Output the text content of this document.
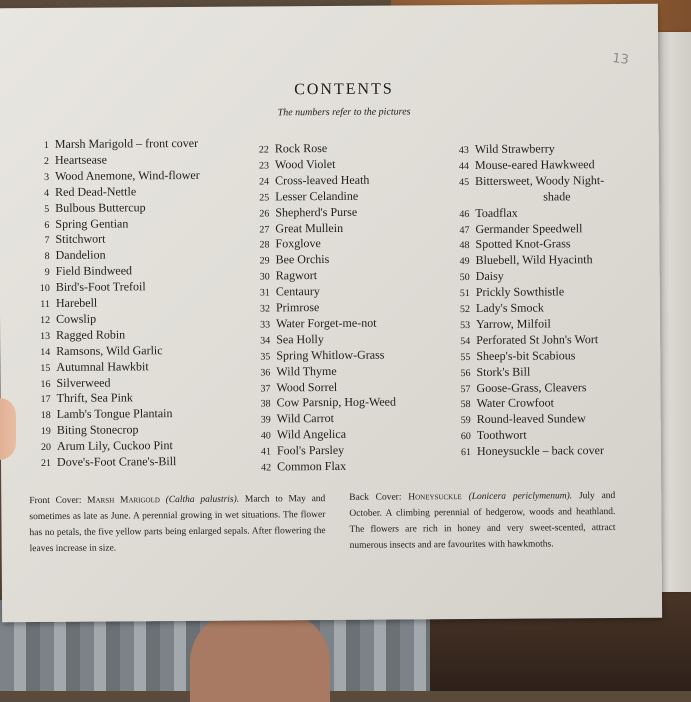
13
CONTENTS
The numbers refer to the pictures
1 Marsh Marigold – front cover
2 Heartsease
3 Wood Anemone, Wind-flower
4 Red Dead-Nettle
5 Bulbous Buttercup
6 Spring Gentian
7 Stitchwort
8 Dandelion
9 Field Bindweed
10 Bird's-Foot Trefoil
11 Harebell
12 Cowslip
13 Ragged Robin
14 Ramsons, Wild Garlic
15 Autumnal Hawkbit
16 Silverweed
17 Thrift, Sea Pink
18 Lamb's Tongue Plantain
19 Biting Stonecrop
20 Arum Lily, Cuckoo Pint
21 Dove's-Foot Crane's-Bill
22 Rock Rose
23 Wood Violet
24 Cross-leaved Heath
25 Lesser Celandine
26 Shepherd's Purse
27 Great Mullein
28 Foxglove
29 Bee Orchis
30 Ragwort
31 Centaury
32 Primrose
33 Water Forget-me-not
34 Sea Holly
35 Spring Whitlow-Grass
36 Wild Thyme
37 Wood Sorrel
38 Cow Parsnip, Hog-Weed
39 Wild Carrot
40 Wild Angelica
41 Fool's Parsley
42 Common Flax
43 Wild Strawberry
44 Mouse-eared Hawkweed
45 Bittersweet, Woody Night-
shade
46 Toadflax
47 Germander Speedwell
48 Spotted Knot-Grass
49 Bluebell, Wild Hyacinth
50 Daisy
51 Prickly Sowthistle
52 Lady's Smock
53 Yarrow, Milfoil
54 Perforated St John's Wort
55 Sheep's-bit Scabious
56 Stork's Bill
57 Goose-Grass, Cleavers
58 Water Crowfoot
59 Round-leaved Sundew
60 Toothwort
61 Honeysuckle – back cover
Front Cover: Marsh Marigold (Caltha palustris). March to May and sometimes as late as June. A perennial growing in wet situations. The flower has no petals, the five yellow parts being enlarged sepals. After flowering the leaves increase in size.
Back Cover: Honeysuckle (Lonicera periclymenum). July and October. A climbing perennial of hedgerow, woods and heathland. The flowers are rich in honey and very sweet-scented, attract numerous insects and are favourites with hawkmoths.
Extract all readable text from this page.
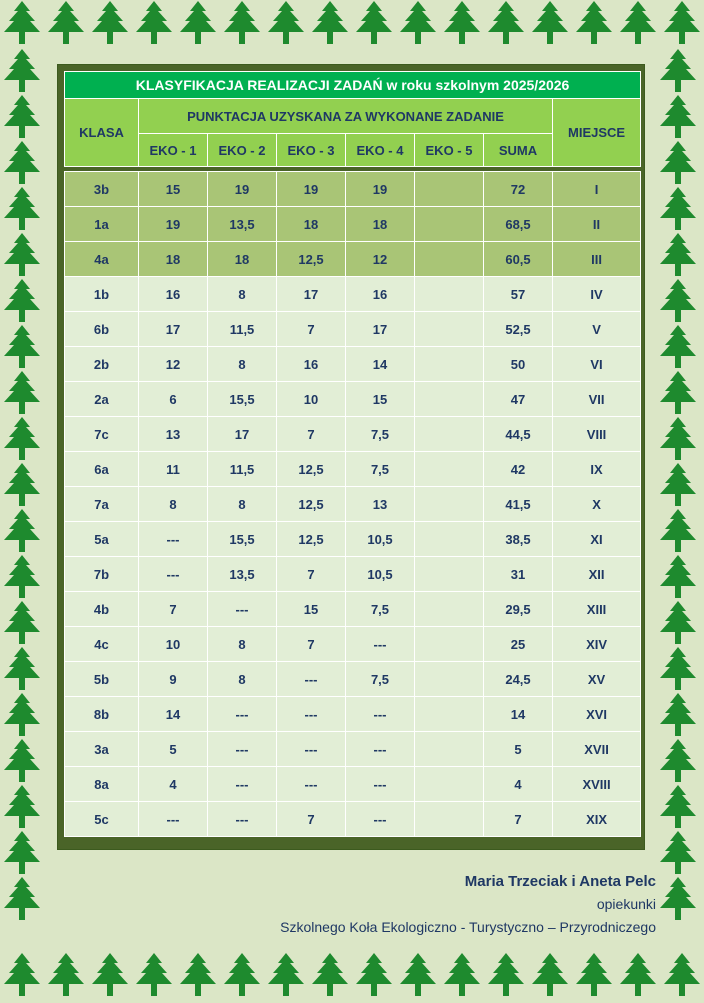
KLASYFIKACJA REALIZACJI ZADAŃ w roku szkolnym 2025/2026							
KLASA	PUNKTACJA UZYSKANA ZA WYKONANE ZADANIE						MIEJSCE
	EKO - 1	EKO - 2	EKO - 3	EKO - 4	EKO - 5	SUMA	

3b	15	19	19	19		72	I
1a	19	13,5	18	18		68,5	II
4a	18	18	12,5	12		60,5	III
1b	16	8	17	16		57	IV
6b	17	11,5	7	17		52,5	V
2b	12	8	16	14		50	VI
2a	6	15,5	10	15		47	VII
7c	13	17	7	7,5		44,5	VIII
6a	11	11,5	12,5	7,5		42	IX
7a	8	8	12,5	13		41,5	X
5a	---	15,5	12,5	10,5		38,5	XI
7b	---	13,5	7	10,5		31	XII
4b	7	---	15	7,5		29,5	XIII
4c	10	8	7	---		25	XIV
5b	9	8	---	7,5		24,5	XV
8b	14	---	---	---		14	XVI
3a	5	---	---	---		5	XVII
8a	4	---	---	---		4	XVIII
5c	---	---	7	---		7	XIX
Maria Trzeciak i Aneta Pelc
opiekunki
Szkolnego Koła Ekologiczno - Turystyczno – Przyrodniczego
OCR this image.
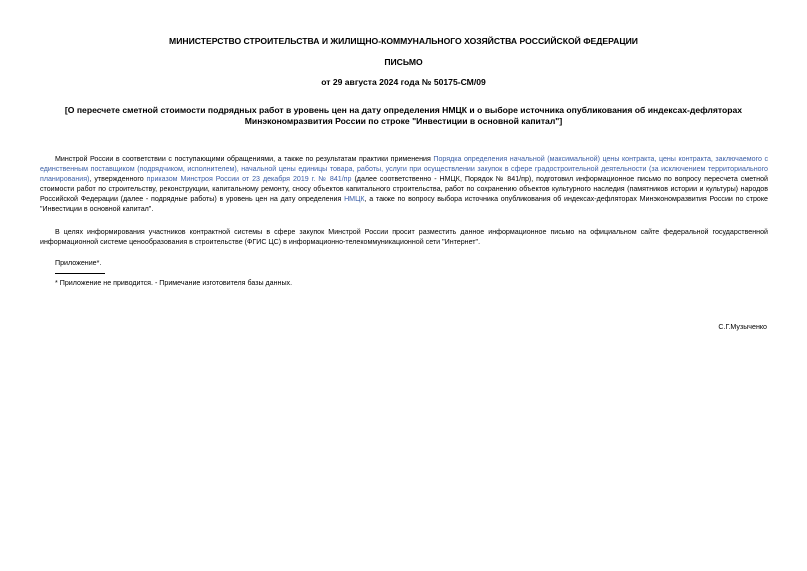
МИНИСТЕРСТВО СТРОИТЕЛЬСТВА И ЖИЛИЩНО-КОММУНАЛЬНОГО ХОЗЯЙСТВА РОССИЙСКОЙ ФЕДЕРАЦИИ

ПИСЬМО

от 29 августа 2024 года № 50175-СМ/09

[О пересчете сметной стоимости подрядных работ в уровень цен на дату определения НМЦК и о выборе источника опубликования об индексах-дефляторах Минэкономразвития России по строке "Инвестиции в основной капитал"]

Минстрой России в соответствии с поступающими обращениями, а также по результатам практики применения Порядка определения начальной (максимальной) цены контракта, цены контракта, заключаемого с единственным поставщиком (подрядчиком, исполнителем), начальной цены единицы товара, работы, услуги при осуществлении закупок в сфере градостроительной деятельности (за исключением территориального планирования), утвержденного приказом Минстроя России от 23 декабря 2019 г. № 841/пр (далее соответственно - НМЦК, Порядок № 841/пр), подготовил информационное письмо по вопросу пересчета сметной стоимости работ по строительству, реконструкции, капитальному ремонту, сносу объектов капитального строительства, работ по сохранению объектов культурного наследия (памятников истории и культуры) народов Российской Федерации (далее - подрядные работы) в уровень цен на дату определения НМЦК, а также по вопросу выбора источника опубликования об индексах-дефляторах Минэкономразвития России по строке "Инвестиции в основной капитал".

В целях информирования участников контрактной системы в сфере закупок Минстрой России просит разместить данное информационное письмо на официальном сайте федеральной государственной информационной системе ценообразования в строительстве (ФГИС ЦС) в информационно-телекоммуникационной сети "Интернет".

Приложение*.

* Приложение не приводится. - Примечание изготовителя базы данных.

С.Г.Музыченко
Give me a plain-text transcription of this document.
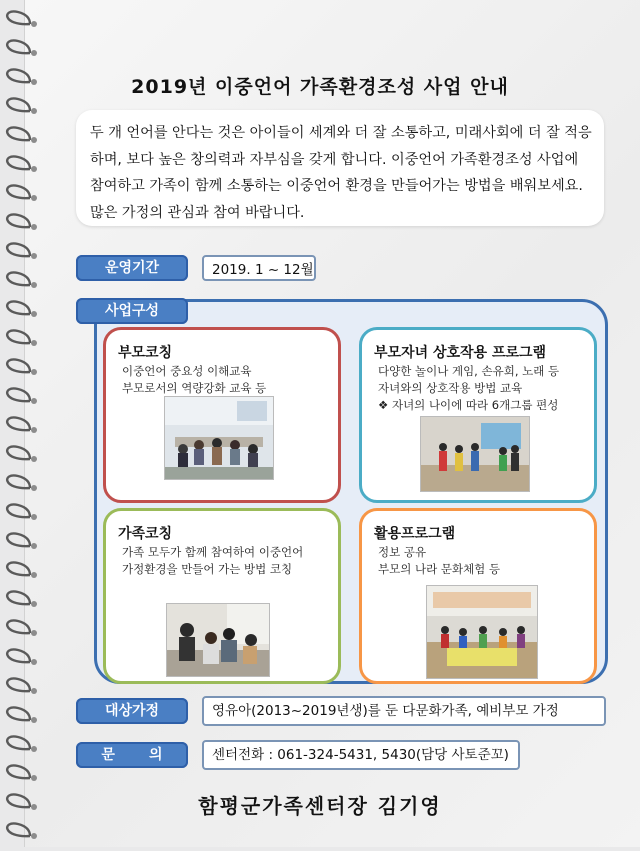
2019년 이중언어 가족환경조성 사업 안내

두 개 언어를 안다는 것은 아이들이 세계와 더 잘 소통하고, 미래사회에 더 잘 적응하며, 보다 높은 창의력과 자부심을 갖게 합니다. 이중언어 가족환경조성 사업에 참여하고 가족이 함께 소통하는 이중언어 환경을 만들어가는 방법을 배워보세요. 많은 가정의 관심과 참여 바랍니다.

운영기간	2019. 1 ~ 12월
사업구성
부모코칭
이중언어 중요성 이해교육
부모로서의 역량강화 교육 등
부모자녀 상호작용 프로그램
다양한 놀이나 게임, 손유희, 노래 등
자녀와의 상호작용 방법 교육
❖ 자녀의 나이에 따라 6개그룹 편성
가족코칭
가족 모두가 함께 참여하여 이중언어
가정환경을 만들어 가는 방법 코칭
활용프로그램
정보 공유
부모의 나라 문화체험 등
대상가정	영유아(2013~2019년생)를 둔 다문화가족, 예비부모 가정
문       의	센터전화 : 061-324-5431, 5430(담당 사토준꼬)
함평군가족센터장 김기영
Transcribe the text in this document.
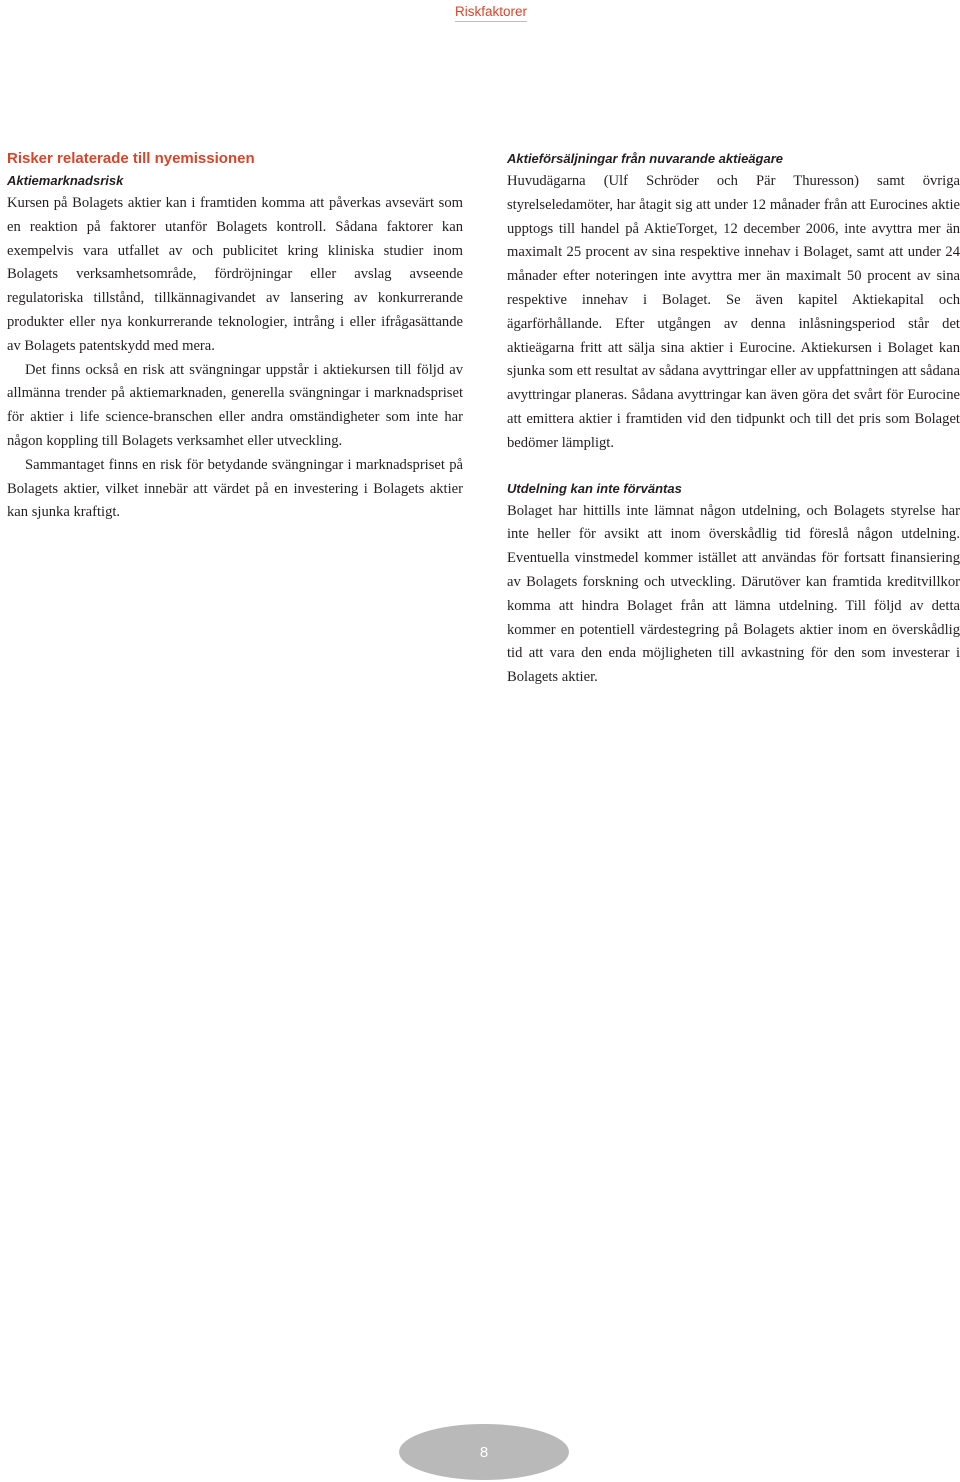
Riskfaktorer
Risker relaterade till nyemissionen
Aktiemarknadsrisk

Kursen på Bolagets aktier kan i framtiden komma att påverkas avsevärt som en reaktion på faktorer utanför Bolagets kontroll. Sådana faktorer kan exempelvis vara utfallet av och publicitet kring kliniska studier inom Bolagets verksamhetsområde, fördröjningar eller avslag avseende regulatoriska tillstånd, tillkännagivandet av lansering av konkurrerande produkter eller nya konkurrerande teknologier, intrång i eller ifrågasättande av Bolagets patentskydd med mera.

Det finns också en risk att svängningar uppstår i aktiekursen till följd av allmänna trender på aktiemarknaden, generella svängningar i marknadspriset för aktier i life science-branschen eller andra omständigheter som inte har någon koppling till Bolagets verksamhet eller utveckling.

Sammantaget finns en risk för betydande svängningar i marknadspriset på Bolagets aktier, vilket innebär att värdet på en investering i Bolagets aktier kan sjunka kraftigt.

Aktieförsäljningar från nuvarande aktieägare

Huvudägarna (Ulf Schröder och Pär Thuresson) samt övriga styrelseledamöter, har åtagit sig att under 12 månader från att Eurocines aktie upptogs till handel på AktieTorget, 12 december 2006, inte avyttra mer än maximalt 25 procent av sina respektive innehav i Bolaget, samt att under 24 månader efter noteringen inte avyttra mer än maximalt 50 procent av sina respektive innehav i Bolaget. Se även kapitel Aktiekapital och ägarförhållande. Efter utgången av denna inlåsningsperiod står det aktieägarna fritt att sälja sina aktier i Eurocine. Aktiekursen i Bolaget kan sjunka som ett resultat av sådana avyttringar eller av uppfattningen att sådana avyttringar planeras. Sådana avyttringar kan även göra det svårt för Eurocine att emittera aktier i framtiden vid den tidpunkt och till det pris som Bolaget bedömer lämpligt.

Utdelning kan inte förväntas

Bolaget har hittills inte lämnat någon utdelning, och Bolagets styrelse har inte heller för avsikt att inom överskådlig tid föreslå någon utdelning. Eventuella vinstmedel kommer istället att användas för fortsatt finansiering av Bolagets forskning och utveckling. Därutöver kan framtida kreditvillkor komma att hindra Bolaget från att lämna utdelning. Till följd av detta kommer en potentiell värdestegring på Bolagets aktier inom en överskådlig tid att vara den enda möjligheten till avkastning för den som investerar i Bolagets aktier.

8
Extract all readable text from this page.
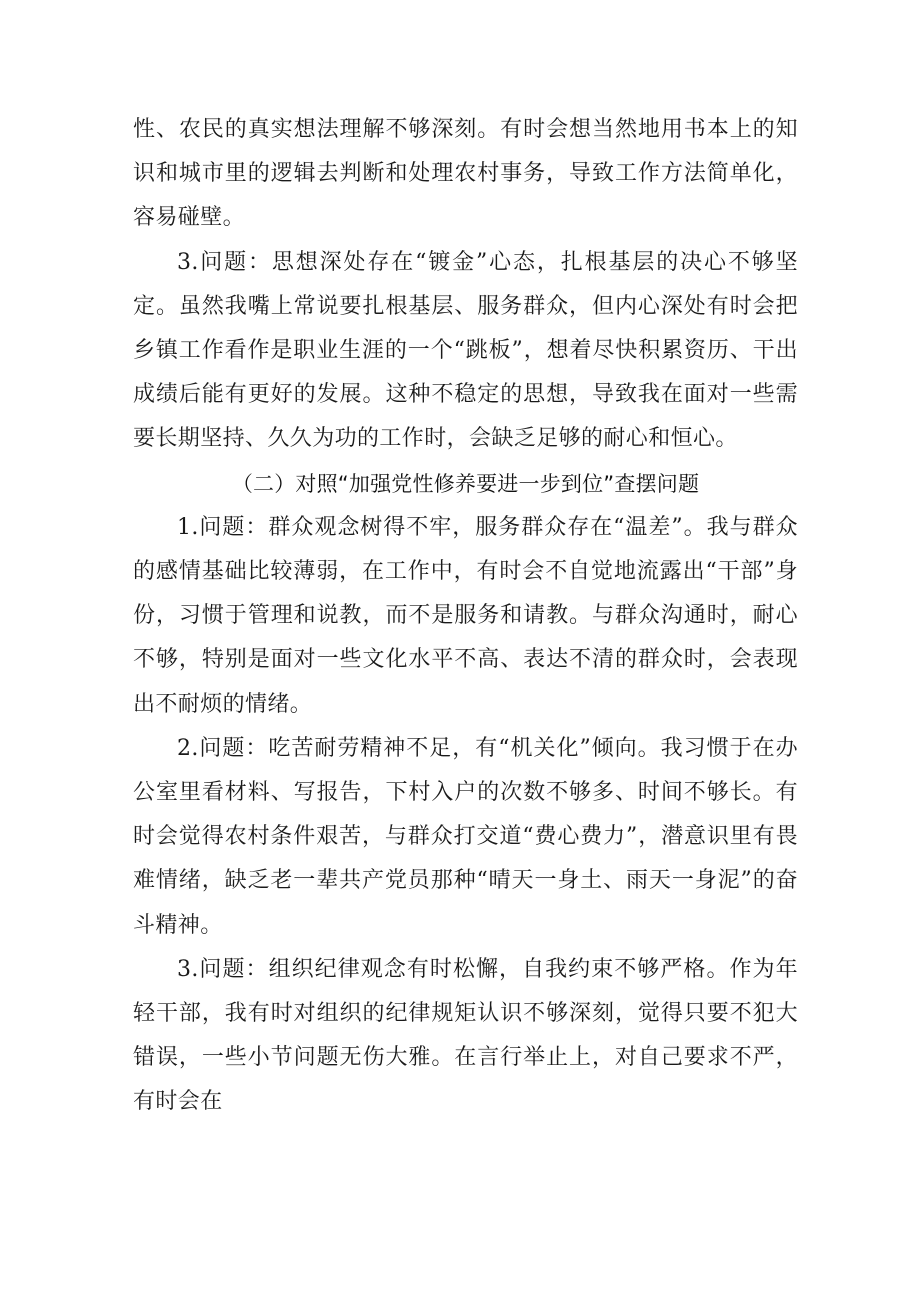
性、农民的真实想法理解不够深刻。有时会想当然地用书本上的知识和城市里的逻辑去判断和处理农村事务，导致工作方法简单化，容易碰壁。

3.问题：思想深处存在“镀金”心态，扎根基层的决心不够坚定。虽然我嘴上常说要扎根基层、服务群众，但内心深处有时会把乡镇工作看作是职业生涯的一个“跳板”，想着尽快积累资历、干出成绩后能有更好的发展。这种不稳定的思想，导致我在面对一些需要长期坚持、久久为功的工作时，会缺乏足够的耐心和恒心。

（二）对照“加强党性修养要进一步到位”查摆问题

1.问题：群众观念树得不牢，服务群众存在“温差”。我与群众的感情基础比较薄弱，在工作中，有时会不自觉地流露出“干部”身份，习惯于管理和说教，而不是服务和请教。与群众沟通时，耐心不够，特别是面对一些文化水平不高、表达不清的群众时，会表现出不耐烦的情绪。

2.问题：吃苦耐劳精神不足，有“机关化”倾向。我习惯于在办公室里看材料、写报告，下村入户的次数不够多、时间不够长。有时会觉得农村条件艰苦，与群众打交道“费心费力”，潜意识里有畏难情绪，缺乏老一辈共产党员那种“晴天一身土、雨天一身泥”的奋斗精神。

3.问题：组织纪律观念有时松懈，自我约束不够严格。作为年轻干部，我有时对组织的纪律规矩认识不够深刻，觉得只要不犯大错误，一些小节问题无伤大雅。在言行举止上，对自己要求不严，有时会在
....
** What to do **
From the records above, how many lines include the word "utveckling"? Only the number is wanted.

** Solution below **
2